'''

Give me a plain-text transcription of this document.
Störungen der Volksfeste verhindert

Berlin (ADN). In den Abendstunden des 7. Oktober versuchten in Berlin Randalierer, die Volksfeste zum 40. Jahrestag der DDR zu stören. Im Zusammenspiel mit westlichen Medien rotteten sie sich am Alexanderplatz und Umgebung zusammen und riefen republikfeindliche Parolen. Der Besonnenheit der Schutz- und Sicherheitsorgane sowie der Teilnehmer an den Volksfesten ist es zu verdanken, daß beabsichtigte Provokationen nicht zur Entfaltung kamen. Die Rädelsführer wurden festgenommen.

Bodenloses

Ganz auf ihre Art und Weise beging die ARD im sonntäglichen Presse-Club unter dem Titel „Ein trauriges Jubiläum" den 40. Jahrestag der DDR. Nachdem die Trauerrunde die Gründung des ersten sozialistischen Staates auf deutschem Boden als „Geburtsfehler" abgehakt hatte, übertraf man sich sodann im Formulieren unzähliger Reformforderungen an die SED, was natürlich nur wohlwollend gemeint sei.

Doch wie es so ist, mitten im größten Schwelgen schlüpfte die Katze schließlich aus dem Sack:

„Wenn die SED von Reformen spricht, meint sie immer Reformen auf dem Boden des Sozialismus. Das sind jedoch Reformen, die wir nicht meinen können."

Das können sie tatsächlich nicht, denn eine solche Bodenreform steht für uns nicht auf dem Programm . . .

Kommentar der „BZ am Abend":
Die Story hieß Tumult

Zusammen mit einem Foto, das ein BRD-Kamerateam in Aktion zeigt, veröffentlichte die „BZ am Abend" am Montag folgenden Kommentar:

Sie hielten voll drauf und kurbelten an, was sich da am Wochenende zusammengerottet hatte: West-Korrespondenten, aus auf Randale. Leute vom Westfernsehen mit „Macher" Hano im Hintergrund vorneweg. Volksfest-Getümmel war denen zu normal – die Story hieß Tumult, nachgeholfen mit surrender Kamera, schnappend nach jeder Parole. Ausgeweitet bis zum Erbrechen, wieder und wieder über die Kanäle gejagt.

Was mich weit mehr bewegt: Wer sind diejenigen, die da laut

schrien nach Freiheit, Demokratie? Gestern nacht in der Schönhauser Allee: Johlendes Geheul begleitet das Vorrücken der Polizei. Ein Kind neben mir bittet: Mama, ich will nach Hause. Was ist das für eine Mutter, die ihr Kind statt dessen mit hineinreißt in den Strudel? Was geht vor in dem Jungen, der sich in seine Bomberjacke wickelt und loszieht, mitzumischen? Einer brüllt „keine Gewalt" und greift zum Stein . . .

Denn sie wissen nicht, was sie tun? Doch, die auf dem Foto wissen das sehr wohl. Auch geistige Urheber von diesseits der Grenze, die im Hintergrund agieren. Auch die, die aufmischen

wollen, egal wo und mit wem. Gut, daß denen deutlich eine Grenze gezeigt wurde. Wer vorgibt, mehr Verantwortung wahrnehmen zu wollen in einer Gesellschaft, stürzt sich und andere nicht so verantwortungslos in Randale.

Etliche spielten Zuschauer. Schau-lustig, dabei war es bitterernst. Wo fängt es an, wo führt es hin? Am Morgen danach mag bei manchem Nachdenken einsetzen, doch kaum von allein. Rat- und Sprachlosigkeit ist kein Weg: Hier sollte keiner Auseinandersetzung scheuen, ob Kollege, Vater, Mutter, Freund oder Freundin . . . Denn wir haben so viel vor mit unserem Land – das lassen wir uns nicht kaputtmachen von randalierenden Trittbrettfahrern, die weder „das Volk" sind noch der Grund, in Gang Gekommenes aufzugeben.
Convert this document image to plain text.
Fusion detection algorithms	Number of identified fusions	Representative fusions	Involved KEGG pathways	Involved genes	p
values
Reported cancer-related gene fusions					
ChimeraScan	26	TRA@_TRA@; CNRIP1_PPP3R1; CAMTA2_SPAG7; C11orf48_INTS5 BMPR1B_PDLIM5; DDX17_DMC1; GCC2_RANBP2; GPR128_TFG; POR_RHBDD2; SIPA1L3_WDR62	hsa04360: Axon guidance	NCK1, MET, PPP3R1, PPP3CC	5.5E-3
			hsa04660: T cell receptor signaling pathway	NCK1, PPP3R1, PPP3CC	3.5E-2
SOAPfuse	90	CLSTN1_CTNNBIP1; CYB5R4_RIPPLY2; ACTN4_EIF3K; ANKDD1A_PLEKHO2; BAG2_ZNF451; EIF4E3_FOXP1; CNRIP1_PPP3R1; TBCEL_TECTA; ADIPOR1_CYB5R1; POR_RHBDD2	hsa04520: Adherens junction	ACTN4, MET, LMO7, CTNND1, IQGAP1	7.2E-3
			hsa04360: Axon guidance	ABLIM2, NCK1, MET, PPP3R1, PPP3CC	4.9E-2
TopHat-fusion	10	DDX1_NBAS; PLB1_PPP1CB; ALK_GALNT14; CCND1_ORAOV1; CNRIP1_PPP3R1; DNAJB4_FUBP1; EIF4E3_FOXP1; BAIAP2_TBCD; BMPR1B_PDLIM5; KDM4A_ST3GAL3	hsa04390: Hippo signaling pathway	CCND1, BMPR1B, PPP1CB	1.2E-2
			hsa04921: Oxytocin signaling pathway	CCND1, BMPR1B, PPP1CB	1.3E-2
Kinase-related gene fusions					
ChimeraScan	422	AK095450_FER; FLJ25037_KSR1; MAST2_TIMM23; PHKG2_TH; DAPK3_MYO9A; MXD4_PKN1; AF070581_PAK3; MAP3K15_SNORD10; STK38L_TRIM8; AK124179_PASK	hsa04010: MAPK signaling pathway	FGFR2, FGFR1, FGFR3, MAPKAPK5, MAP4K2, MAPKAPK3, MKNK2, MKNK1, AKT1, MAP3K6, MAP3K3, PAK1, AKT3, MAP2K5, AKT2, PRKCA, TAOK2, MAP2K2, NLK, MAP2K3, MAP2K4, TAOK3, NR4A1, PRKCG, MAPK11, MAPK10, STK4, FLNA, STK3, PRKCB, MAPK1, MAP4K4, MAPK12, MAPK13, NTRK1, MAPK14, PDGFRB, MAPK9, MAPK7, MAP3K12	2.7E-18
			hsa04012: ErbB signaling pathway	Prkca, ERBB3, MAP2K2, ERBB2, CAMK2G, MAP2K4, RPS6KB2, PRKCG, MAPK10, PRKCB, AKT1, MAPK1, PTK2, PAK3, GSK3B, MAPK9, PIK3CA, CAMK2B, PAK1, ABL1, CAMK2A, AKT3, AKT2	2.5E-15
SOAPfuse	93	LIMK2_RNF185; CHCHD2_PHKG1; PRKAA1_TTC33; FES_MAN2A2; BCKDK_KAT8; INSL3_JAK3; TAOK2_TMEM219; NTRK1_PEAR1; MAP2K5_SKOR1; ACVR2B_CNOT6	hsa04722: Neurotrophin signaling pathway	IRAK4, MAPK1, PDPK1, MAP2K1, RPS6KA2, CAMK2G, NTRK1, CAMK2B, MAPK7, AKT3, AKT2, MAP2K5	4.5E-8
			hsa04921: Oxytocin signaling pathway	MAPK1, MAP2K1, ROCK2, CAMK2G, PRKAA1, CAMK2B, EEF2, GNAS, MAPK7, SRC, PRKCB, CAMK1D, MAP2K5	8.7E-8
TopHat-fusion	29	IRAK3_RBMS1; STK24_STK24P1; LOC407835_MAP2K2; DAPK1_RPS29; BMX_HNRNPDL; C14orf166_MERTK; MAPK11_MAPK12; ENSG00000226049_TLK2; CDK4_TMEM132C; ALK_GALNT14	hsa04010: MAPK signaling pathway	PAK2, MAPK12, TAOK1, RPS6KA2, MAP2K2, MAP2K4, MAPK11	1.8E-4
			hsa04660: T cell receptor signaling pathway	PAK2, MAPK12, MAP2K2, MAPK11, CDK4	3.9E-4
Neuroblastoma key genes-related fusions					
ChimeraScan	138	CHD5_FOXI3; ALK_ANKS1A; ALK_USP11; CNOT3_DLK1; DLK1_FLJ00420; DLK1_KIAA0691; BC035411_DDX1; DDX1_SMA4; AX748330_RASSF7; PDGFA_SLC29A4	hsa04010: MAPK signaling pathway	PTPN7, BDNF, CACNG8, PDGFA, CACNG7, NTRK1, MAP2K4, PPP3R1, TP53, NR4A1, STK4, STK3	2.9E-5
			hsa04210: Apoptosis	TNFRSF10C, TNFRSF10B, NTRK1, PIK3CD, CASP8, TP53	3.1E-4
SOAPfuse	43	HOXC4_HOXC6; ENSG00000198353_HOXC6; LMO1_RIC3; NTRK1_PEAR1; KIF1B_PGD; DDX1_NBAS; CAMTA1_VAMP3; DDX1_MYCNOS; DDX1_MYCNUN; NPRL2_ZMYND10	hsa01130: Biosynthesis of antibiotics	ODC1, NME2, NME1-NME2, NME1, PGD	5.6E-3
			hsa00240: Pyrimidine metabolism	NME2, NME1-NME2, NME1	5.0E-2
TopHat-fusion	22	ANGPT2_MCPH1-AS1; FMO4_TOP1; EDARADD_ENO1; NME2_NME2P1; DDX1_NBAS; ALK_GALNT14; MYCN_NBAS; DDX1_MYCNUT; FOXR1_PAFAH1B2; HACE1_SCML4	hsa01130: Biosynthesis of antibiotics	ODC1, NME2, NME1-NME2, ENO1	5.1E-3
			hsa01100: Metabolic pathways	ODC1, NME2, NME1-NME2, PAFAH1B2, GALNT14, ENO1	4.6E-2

'''

• Work to complete
Search the entries for the word "Tumult", then gather every line that has it.

• Task output
Die Story hieß Tumult
Sie hielten voll drauf und kurbelten an, was sich da am Wochenende zusammengerottet hatte: West-Korrespondenten, aus auf Randale. Leute vom Westfernsehen mit „Macher" Hano im Hintergrund vorneweg. Volksfest-Getümmel war denen zu normal – die Story hieß Tumult, nachgeholfen mit surrender Kamera, schnappend nach jeder Parole. Ausgeweitet bis zum Erbrechen, wieder und wieder über die Kanäle gejagt.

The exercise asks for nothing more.